----- THE DATA -----

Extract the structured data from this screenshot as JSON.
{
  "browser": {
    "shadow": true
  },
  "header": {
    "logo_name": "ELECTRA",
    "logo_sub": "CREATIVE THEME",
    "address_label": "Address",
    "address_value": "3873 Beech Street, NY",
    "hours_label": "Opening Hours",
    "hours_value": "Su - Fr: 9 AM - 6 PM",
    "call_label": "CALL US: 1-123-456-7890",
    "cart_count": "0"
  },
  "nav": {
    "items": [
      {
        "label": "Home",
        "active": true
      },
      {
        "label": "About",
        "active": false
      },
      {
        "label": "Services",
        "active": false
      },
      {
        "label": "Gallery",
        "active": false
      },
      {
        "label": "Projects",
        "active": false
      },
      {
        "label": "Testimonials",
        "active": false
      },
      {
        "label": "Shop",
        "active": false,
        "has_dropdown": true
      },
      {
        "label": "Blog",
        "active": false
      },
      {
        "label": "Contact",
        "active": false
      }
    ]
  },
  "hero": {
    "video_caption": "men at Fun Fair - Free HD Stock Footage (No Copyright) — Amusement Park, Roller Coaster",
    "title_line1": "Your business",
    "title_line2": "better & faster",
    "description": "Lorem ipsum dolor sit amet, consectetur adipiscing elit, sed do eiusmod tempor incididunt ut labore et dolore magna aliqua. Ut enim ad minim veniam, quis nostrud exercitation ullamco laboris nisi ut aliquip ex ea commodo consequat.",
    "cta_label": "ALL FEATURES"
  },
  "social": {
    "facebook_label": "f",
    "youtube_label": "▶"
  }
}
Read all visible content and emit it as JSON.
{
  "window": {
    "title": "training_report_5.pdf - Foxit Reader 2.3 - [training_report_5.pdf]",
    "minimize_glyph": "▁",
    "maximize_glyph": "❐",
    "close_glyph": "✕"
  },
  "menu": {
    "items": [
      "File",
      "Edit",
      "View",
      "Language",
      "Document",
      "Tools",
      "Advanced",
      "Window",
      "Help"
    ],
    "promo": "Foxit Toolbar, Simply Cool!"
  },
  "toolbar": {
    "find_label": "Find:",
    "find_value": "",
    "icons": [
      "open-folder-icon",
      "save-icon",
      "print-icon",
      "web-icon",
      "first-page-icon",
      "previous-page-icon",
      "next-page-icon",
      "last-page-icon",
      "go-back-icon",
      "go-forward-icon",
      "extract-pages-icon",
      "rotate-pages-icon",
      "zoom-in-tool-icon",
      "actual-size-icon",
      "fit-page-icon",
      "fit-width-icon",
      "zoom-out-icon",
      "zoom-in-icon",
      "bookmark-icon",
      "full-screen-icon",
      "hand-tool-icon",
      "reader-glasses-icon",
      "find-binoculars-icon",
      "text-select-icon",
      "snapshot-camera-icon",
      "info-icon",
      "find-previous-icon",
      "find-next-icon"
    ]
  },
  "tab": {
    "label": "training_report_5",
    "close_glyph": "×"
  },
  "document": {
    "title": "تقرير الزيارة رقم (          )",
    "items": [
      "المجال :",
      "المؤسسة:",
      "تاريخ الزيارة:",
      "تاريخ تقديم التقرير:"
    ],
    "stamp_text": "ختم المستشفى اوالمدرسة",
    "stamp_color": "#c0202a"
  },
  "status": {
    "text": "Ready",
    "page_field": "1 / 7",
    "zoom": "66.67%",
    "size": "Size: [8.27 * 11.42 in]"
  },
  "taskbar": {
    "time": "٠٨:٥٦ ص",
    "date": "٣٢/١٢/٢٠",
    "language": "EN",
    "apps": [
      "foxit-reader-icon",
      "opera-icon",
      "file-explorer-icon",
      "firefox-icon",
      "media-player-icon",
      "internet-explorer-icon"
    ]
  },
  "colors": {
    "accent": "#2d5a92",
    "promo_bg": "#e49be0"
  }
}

-----

REQUIRED TASK: Print again each line of the listing above, exactly as it appears.

ANSWER IN FULL:
Extract the structured data from this screenshot as JSON.
{
  "browser": {
    "shadow": true
  },
  "header": {
    "logo_name": "ELECTRA",
    "logo_sub": "CREATIVE THEME",
    "address_label": "Address",
    "address_value": "3873 Beech Street, NY",
    "hours_label": "Opening Hours",
    "hours_value": "Su - Fr: 9 AM - 6 PM",
    "call_label": "CALL US: 1-123-456-7890",
    "cart_count": "0"
  },
  "nav": {
    "items": [
      {
        "label": "Home",
        "active": true
      },
      {
        "label": "About",
        "active": false
      },
      {
        "label": "Services",
        "active": false
      },
      {
        "label": "Gallery",
        "active": false
      },
      {
        "label": "Projects",
        "active": false
      },
      {
        "label": "Testimonials",
        "active": false
      },
      {
        "label": "Shop",
        "active": false,
        "has_dropdown": true
      },
      {
        "label": "Blog",
        "active": false
      },
      {
        "label": "Contact",
        "active": false
      }
    ]
  },
  "hero": {
    "video_caption": "men at Fun Fair - Free HD Stock Footage (No Copyright) — Amusement Park, Roller Coaster",
    "title_line1": "Your business",
    "title_line2": "better & faster",
    "description": "Lorem ipsum dolor sit amet, consectetur adipiscing elit, sed do eiusmod tempor incididunt ut labore et dolore magna aliqua. Ut enim ad minim veniam, quis nostrud exercitation ullamco laboris nisi ut aliquip ex ea commodo consequat.",
    "cta_label": "ALL FEATURES"
  },
  "social": {
    "facebook_label": "f",
    "youtube_label": "▶"
  }
}
Read all visible content and emit it as JSON.
{
  "window": {
    "title": "training_report_5.pdf - Foxit Reader 2.3 - [training_report_5.pdf]",
    "minimize_glyph": "▁",
    "maximize_glyph": "❐",
    "close_glyph": "✕"
  },
  "menu": {
    "items": [
      "File",
      "Edit",
      "View",
      "Language",
      "Document",
      "Tools",
      "Advanced",
      "Window",
      "Help"
    ],
    "promo": "Foxit Toolbar, Simply Cool!"
  },
  "toolbar": {
    "find_label": "Find:",
    "find_value": "",
    "icons": [
      "open-folder-icon",
      "save-icon",
      "print-icon",
      "web-icon",
      "first-page-icon",
      "previous-page-icon",
      "next-page-icon",
      "last-page-icon",
      "go-back-icon",
      "go-forward-icon",
      "extract-pages-icon",
      "rotate-pages-icon",
      "zoom-in-tool-icon",
      "actual-size-icon",
      "fit-page-icon",
      "fit-width-icon",
      "zoom-out-icon",
      "zoom-in-icon",
      "bookmark-icon",
      "full-screen-icon",
      "hand-tool-icon",
      "reader-glasses-icon",
      "find-binoculars-icon",
      "text-select-icon",
      "snapshot-camera-icon",
      "info-icon",
      "find-previous-icon",
      "find-next-icon"
    ]
  },
  "tab": {
    "label": "training_report_5",
    "close_glyph": "×"
  },
  "document": {
    "title": "تقرير الزيارة رقم (          )",
    "items": [
      "المجال :",
      "المؤسسة:",
      "تاريخ الزيارة:",
      "تاريخ تقديم التقرير:"
    ],
    "stamp_text": "ختم المستشفى اوالمدرسة",
    "stamp_color": "#c0202a"
  },
  "status": {
    "text": "Ready",
    "page_field": "1 / 7",
    "zoom": "66.67%",
    "size": "Size: [8.27 * 11.42 in]"
  },
  "taskbar": {
    "time": "٠٨:٥٦ ص",
    "date": "٣٢/١٢/٢٠",
    "language": "EN",
    "apps": [
      "foxit-reader-icon",
      "opera-icon",
      "file-explorer-icon",
      "firefox-icon",
      "media-player-icon",
      "internet-explorer-icon"
    ]
  },
  "colors": {
    "accent": "#2d5a92",
    "promo_bg": "#e49be0"
  }
}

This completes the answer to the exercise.